== MATERIAL SHOWN ==

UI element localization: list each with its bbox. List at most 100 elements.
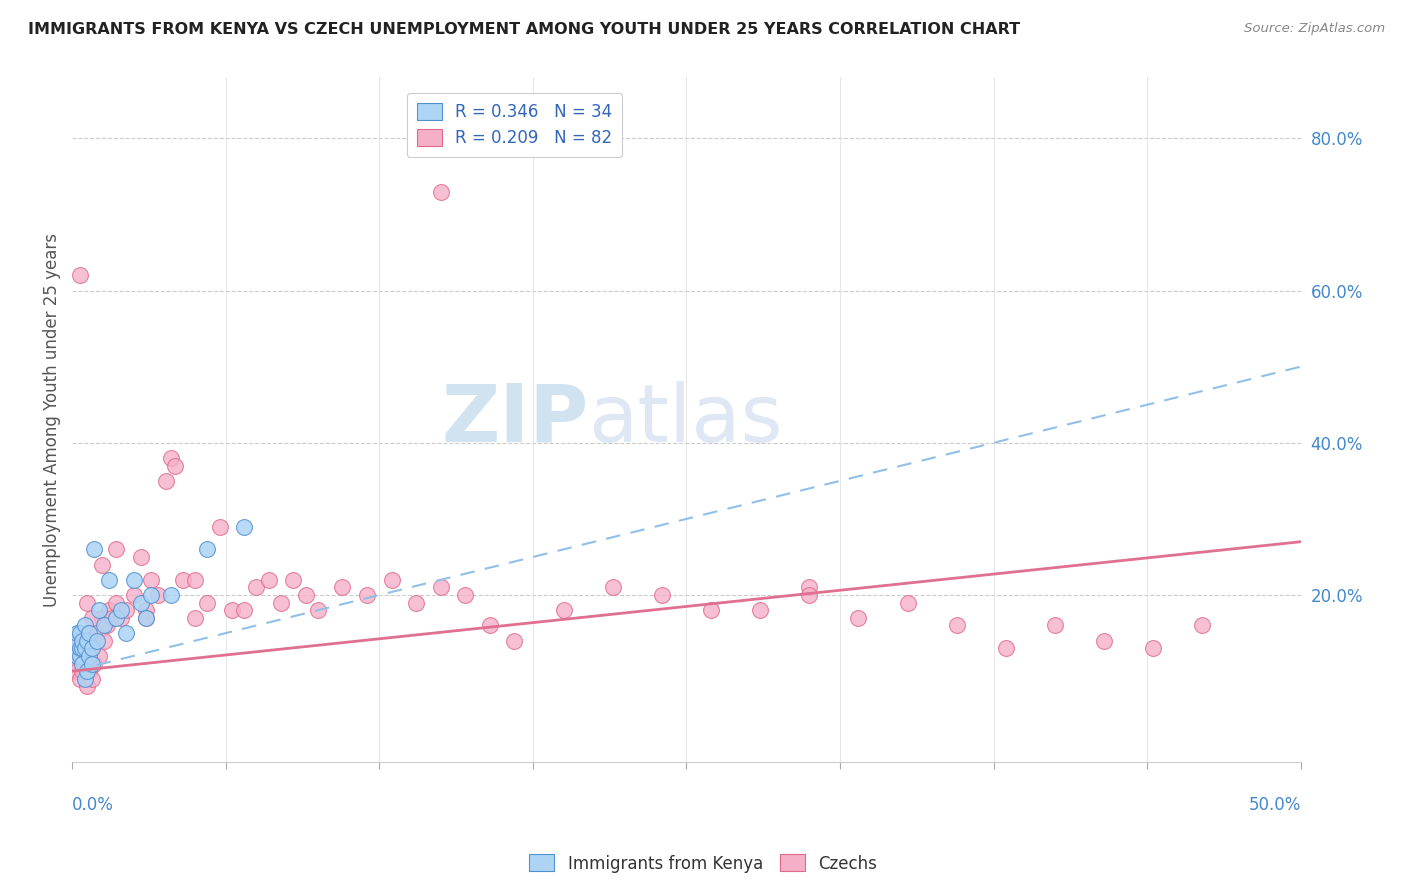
Point: [90, 558, 112, 572]
Point: [122, 588, 145, 602]
Point: [70, 633, 93, 648]
Point: [79, 648, 101, 663]
Point: [79, 664, 101, 678]
Point: [63, 641, 86, 656]
Point: [89, 603, 111, 617]
Legend: Immigrants from Kenya, Czechs: Immigrants from Kenya, Czechs: [523, 847, 883, 880]
Point: [553, 603, 575, 617]
Point: [503, 633, 526, 648]
Point: [749, 603, 772, 617]
Point: [135, 603, 157, 617]
Point: [105, 611, 128, 625]
Point: [96, 618, 118, 632]
Point: [155, 474, 177, 488]
Point: [129, 596, 152, 610]
Point: [93, 618, 115, 632]
Point: [381, 573, 404, 587]
Point: [356, 588, 378, 602]
Y-axis label: Unemployment Among Youth under 25 years: Unemployment Among Youth under 25 years: [44, 233, 60, 607]
Point: [429, 581, 451, 595]
Point: [69, 626, 91, 640]
Point: [1142, 641, 1164, 656]
Point: [80, 611, 103, 625]
Point: [66, 648, 89, 663]
Point: [195, 542, 218, 557]
Point: [79, 626, 101, 640]
Point: [73, 633, 96, 648]
Point: [80, 641, 103, 656]
Point: [70, 664, 93, 678]
Point: [66, 633, 89, 648]
Point: [283, 573, 305, 587]
Point: [73, 657, 96, 671]
Point: [454, 588, 477, 602]
Point: [135, 611, 157, 625]
Point: [115, 626, 138, 640]
Point: [159, 450, 181, 465]
Point: [73, 618, 96, 632]
Point: [76, 626, 98, 640]
Point: [66, 626, 89, 640]
Point: [90, 611, 112, 625]
Point: [69, 268, 91, 283]
Point: [245, 581, 267, 595]
Point: [76, 664, 98, 678]
Point: [105, 542, 128, 557]
Point: [110, 603, 132, 617]
Point: [429, 185, 451, 199]
Point: [602, 581, 624, 595]
Text: 0.0%: 0.0%: [72, 797, 114, 814]
Point: [478, 618, 501, 632]
Point: [159, 588, 181, 602]
Point: [135, 611, 157, 625]
Point: [257, 573, 280, 587]
Point: [66, 633, 89, 648]
Point: [70, 641, 93, 656]
Point: [86, 626, 108, 640]
Point: [76, 679, 98, 693]
Point: [270, 596, 292, 610]
Point: [172, 573, 194, 587]
Point: [799, 588, 821, 602]
Point: [98, 573, 121, 587]
Text: ZIP: ZIP: [441, 381, 588, 459]
Point: [945, 618, 967, 632]
Point: [69, 672, 91, 686]
Point: [184, 573, 207, 587]
Point: [896, 596, 918, 610]
Point: [83, 542, 105, 557]
Point: [139, 573, 162, 587]
Point: [83, 657, 105, 671]
Point: [80, 657, 103, 671]
Point: [80, 672, 103, 686]
Point: [700, 603, 723, 617]
Point: [73, 672, 96, 686]
Point: [139, 588, 162, 602]
Point: [848, 611, 870, 625]
Point: [294, 588, 316, 602]
Point: [93, 633, 115, 648]
Point: [221, 603, 243, 617]
Point: [73, 641, 96, 656]
Point: [233, 603, 256, 617]
Point: [63, 641, 86, 656]
Text: 50.0%: 50.0%: [1249, 797, 1301, 814]
Point: [73, 648, 96, 663]
Point: [129, 549, 152, 564]
Point: [76, 641, 98, 656]
Text: Source: ZipAtlas.com: Source: ZipAtlas.com: [1244, 22, 1385, 36]
Point: [89, 648, 111, 663]
Point: [98, 603, 121, 617]
Point: [76, 596, 98, 610]
Point: [69, 648, 91, 663]
Point: [76, 633, 98, 648]
Point: [208, 519, 231, 533]
Point: [63, 648, 86, 663]
Point: [115, 603, 138, 617]
Point: [69, 641, 91, 656]
Point: [66, 657, 89, 671]
Point: [1092, 633, 1115, 648]
Point: [105, 596, 128, 610]
Point: [307, 603, 329, 617]
Point: [148, 588, 170, 602]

===

# INSTRUCTIONS TO FOLLOW:
Could you write out the part of the listing that opens with the line containing "Point: [90, 558, 112, 572]" and closes with the line containing "Point: [749, 603, 772, 617]", both ends included, exactly as it appears?

# RESPONSE:
Point: [90, 558, 112, 572]
Point: [122, 588, 145, 602]
Point: [70, 633, 93, 648]
Point: [79, 648, 101, 663]
Point: [79, 664, 101, 678]
Point: [63, 641, 86, 656]
Point: [89, 603, 111, 617]
Legend: Immigrants from Kenya, Czechs: Immigrants from Kenya, Czechs: [523, 847, 883, 880]
Point: [553, 603, 575, 617]
Point: [503, 633, 526, 648]
Point: [749, 603, 772, 617]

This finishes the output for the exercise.